_Available data_
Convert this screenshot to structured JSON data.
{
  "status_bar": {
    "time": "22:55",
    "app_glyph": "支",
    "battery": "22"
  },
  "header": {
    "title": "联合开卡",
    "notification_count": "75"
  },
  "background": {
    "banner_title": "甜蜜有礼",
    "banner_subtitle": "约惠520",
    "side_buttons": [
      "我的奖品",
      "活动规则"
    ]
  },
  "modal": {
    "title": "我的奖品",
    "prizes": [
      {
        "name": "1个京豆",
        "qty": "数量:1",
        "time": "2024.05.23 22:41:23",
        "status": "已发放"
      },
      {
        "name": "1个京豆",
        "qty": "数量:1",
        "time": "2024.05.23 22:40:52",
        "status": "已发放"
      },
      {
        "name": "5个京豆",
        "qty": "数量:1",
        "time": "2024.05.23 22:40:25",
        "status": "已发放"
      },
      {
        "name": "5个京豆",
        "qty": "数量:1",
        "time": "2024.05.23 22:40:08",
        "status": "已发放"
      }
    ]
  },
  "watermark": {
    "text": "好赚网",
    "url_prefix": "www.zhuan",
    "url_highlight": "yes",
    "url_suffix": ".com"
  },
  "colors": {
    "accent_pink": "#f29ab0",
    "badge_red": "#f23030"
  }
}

_Given request_
List every line above that holds the word "time".

_Complete output_
    "time": "22:55",
        "time": "2024.05.23 22:41:23",
        "time": "2024.05.23 22:40:52",
        "time": "2024.05.23 22:40:25",
        "time": "2024.05.23 22:40:08",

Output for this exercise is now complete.